Yes, I realised that last night. 

It is interesting, but I think in his attempt to disproove the
anology, he came up with a very comparable one.

The firewall at McDonalds.com seems to filter all data to all ports
other than port 80. You cant enter a McDonalds resteraunt through
anything but the door.

The firewall is not content filtering, thus does not stop bad requests
passign through it.
The door does not stop people for incorrect attire.

The webserver returned a 404 error when a request was made for
something which did not exist there.
It is now at this point we start to see this anology fall down, but
that is because the two situations are in fact different. Technically,
you could argue that the poor attire was in breach of protocol. This
would prompt a different response than the equivalent supplied here in
the example of the virtual world.
======
--- EXERCISE REQUIREMENTS ---
1. List the networking and web terms that appear in the discussion of the McDonald's firewall analogy.
2. Extend the discussion of the McDonald's firewall analogy, beginning after its final sentence.

--- RECORDED INFORMATION ---
======
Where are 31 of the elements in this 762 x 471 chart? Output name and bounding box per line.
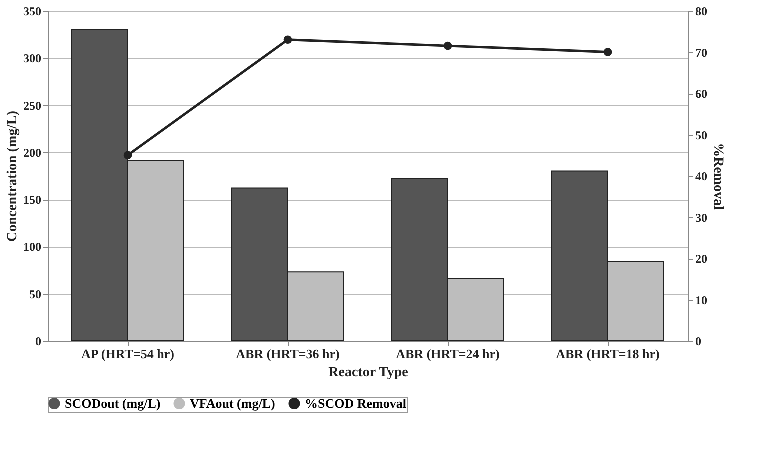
======
--- RESULTS OF THE EXERCISE ---
1. firewall, ports (port 80), content filtering, requests, webserver, 404 error

2.
More accurately, the packet (Evol) was should not have been in breach
of protocol, as his virtual packet never was. In fact he should have
requested something that was not on the menu. The response would have
been very much like Error 404 Item On Menu Not Found.

Of course anaolgies fall down when they are not actually built to be
the same thing. Without adding more kindling to the fire, this is
possibly one of the better analogies I have seen for a simple allowed
connection to a webserver.

Now the problem with explanding an anaolgy is that it is hard to find
appropriate comparative things.

Lets use an example of one of the old IIS exploits. The erronous data
for many of the old IIS exploits is actually a breach of the HTTP
protocol. Some firewalls can use content filtering against this, this
would be comparable to a "detector" on the door looking for a person
(packet) carrying an illegal object (an illegally formed request). If
the firewall is not content filtering the data reaches the webserver,
and the webserver DoSes when the data is read. Well, this is hard to
equate; its like the person walking up to the attendant and shouting
at them in a forreign language, with sufficient intensity to knock
them unconcious. Unconcious is difficult still, as neural nets
(brains) are very good at recovering from this kind of problem,
whereas computers end up in infinate loops with equal ease.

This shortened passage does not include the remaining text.